Find each line with "text" and copy it.
— begin INPUT RECORDS —
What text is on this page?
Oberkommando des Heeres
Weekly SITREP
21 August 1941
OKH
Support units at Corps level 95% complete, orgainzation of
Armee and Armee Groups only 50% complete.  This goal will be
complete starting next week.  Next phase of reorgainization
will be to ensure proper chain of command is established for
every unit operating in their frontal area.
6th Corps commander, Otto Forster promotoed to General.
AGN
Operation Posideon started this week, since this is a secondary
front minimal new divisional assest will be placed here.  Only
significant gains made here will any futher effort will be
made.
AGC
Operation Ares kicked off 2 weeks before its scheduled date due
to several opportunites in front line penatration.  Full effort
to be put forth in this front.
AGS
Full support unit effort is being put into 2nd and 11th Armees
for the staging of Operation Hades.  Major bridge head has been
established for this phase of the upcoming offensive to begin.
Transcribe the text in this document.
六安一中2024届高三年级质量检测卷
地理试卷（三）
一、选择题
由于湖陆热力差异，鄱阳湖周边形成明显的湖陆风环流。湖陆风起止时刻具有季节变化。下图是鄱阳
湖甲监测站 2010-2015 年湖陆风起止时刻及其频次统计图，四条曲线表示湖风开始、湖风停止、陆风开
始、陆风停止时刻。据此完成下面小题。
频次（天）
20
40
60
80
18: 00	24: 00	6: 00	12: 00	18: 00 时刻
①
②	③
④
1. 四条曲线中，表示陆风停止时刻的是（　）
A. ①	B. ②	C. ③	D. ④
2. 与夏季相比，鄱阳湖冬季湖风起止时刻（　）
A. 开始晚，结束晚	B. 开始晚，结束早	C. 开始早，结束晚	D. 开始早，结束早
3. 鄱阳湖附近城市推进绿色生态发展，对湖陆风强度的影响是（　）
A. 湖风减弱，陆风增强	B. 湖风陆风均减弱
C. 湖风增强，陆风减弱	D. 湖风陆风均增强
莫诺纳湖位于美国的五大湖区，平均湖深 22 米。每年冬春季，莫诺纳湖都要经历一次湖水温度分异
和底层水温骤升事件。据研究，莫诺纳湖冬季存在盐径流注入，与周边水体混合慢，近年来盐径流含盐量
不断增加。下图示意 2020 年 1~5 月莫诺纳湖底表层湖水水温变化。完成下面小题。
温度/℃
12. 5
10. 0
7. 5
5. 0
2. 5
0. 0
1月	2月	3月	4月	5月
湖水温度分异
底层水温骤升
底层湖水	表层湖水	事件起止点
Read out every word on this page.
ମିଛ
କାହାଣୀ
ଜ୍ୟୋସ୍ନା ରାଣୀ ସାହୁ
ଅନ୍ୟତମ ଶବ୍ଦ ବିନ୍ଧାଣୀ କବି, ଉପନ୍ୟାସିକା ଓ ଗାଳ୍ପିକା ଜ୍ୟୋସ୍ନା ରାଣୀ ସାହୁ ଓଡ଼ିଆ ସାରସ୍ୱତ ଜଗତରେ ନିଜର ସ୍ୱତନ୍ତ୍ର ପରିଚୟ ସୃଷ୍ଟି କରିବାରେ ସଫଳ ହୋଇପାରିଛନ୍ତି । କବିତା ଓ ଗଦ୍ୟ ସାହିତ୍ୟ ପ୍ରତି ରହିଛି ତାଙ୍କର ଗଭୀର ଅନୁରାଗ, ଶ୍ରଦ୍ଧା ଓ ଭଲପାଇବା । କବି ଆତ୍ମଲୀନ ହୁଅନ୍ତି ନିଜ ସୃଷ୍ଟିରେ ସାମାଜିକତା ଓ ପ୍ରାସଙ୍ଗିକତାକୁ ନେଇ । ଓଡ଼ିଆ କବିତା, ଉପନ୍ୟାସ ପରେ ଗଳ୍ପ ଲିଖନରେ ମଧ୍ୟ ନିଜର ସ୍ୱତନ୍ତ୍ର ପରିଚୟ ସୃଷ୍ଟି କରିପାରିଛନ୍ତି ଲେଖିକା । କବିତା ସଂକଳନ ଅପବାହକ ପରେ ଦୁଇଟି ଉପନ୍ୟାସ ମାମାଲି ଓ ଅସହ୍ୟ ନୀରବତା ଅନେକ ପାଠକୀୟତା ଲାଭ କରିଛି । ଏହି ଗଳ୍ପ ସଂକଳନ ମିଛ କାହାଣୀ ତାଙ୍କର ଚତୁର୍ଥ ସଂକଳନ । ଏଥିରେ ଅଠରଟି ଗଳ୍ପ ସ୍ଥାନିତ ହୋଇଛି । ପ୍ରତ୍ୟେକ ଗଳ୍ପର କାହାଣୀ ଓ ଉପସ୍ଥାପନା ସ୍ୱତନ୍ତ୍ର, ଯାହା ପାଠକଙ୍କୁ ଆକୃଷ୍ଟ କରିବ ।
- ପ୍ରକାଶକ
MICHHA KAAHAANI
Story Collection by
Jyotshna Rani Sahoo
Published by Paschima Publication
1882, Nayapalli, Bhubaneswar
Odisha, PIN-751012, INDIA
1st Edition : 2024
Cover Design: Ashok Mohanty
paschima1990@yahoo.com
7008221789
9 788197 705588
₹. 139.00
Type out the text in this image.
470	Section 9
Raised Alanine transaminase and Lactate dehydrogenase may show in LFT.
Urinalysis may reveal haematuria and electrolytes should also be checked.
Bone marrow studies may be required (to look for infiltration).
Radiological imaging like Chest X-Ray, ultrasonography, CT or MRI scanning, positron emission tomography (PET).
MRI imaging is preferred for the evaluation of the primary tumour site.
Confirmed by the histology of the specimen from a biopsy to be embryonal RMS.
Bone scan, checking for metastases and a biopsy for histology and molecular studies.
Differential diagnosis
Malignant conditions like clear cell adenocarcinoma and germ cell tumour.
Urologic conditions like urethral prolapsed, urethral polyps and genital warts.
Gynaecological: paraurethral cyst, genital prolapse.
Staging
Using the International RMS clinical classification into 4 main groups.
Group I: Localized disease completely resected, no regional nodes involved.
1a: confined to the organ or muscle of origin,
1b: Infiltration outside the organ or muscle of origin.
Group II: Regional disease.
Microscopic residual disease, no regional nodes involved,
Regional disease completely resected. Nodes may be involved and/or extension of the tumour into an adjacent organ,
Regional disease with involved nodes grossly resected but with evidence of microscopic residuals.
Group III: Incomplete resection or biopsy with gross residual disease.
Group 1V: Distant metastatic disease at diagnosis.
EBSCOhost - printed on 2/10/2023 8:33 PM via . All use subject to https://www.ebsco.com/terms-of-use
— end INPUT RECORDS —
• FINAL RESULT:
What text is on this page?
Transcribe the text in this document.
Type out the text in this image.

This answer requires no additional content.